Goal:
Write out every entry, unchanged. Skip any picture.

Information shown:
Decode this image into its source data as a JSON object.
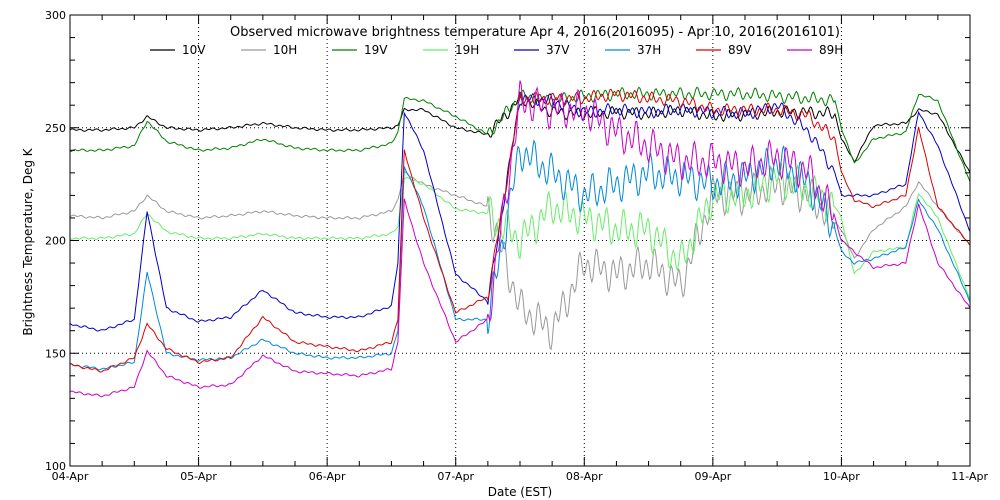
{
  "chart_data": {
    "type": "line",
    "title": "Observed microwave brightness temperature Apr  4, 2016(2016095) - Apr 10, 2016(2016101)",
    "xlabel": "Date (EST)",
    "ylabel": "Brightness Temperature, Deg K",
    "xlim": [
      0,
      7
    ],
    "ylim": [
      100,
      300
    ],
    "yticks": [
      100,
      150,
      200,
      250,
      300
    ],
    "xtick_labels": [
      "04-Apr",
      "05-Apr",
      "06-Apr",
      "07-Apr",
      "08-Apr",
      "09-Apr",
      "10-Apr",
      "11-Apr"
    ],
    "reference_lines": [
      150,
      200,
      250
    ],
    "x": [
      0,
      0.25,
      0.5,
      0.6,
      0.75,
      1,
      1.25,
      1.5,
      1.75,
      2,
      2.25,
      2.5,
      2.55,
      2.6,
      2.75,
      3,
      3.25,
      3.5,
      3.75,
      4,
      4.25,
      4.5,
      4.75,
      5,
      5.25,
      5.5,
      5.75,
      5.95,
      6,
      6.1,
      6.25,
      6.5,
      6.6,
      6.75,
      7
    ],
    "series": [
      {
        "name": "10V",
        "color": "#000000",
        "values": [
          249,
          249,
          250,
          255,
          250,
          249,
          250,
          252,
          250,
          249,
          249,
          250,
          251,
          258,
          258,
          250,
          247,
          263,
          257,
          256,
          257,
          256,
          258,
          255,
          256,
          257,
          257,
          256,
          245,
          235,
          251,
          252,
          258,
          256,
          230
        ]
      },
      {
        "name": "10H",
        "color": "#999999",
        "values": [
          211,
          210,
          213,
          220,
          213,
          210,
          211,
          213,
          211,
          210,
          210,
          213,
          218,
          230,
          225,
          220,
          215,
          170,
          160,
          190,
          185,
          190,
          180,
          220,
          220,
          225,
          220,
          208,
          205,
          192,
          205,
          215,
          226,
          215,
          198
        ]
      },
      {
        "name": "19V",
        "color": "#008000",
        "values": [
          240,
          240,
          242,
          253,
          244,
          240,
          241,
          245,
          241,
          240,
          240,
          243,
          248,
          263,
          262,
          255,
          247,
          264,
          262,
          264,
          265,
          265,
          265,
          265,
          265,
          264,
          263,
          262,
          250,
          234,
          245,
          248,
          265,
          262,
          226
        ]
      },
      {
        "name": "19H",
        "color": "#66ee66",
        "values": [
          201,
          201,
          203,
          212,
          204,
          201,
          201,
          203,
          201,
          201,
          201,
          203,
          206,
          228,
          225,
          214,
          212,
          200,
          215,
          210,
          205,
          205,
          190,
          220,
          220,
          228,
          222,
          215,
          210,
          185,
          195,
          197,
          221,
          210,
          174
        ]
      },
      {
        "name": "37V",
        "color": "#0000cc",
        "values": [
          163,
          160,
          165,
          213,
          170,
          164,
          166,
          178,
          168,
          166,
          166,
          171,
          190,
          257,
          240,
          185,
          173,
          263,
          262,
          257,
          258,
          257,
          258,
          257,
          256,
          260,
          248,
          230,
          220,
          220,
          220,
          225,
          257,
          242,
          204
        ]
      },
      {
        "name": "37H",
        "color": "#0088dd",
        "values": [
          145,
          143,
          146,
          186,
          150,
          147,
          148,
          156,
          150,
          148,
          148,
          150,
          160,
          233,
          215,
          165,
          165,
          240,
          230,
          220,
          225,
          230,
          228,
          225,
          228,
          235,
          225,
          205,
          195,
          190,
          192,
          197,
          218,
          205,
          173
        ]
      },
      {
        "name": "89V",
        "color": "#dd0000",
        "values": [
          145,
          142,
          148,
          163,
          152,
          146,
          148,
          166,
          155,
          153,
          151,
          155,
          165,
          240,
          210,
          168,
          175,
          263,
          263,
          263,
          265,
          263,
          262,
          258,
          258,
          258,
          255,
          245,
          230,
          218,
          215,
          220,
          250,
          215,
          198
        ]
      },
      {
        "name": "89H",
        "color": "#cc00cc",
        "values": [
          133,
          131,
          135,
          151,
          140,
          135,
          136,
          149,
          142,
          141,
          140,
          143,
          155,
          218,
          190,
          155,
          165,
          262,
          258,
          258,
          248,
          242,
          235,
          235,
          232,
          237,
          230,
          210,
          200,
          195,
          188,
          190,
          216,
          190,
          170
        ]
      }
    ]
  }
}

Exercise answer:
Decode this image into its source data as a JSON object.
{
  "chart_data": {
    "type": "line",
    "title": "Observed microwave brightness temperature Apr  4, 2016(2016095) - Apr 10, 2016(2016101)",
    "xlabel": "Date (EST)",
    "ylabel": "Brightness Temperature, Deg K",
    "xlim": [
      0,
      7
    ],
    "ylim": [
      100,
      300
    ],
    "yticks": [
      100,
      150,
      200,
      250,
      300
    ],
    "xtick_labels": [
      "04-Apr",
      "05-Apr",
      "06-Apr",
      "07-Apr",
      "08-Apr",
      "09-Apr",
      "10-Apr",
      "11-Apr"
    ],
    "reference_lines": [
      150,
      200,
      250
    ],
    "x": [
      0,
      0.25,
      0.5,
      0.6,
      0.75,
      1,
      1.25,
      1.5,
      1.75,
      2,
      2.25,
      2.5,
      2.55,
      2.6,
      2.75,
      3,
      3.25,
      3.5,
      3.75,
      4,
      4.25,
      4.5,
      4.75,
      5,
      5.25,
      5.5,
      5.75,
      5.95,
      6,
      6.1,
      6.25,
      6.5,
      6.6,
      6.75,
      7
    ],
    "series": [
      {
        "name": "10V",
        "color": "#000000",
        "values": [
          249,
          249,
          250,
          255,
          250,
          249,
          250,
          252,
          250,
          249,
          249,
          250,
          251,
          258,
          258,
          250,
          247,
          263,
          257,
          256,
          257,
          256,
          258,
          255,
          256,
          257,
          257,
          256,
          245,
          235,
          251,
          252,
          258,
          256,
          230
        ]
      },
      {
        "name": "10H",
        "color": "#999999",
        "values": [
          211,
          210,
          213,
          220,
          213,
          210,
          211,
          213,
          211,
          210,
          210,
          213,
          218,
          230,
          225,
          220,
          215,
          170,
          160,
          190,
          185,
          190,
          180,
          220,
          220,
          225,
          220,
          208,
          205,
          192,
          205,
          215,
          226,
          215,
          198
        ]
      },
      {
        "name": "19V",
        "color": "#008000",
        "values": [
          240,
          240,
          242,
          253,
          244,
          240,
          241,
          245,
          241,
          240,
          240,
          243,
          248,
          263,
          262,
          255,
          247,
          264,
          262,
          264,
          265,
          265,
          265,
          265,
          265,
          264,
          263,
          262,
          250,
          234,
          245,
          248,
          265,
          262,
          226
        ]
      },
      {
        "name": "19H",
        "color": "#66ee66",
        "values": [
          201,
          201,
          203,
          212,
          204,
          201,
          201,
          203,
          201,
          201,
          201,
          203,
          206,
          228,
          225,
          214,
          212,
          200,
          215,
          210,
          205,
          205,
          190,
          220,
          220,
          228,
          222,
          215,
          210,
          185,
          195,
          197,
          221,
          210,
          174
        ]
      },
      {
        "name": "37V",
        "color": "#0000cc",
        "values": [
          163,
          160,
          165,
          213,
          170,
          164,
          166,
          178,
          168,
          166,
          166,
          171,
          190,
          257,
          240,
          185,
          173,
          263,
          262,
          257,
          258,
          257,
          258,
          257,
          256,
          260,
          248,
          230,
          220,
          220,
          220,
          225,
          257,
          242,
          204
        ]
      },
      {
        "name": "37H",
        "color": "#0088dd",
        "values": [
          145,
          143,
          146,
          186,
          150,
          147,
          148,
          156,
          150,
          148,
          148,
          150,
          160,
          233,
          215,
          165,
          165,
          240,
          230,
          220,
          225,
          230,
          228,
          225,
          228,
          235,
          225,
          205,
          195,
          190,
          192,
          197,
          218,
          205,
          173
        ]
      },
      {
        "name": "89V",
        "color": "#dd0000",
        "values": [
          145,
          142,
          148,
          163,
          152,
          146,
          148,
          166,
          155,
          153,
          151,
          155,
          165,
          240,
          210,
          168,
          175,
          263,
          263,
          263,
          265,
          263,
          262,
          258,
          258,
          258,
          255,
          245,
          230,
          218,
          215,
          220,
          250,
          215,
          198
        ]
      },
      {
        "name": "89H",
        "color": "#cc00cc",
        "values": [
          133,
          131,
          135,
          151,
          140,
          135,
          136,
          149,
          142,
          141,
          140,
          143,
          155,
          218,
          190,
          155,
          165,
          262,
          258,
          258,
          248,
          242,
          235,
          235,
          232,
          237,
          230,
          210,
          200,
          195,
          188,
          190,
          216,
          190,
          170
        ]
      }
    ]
  }
}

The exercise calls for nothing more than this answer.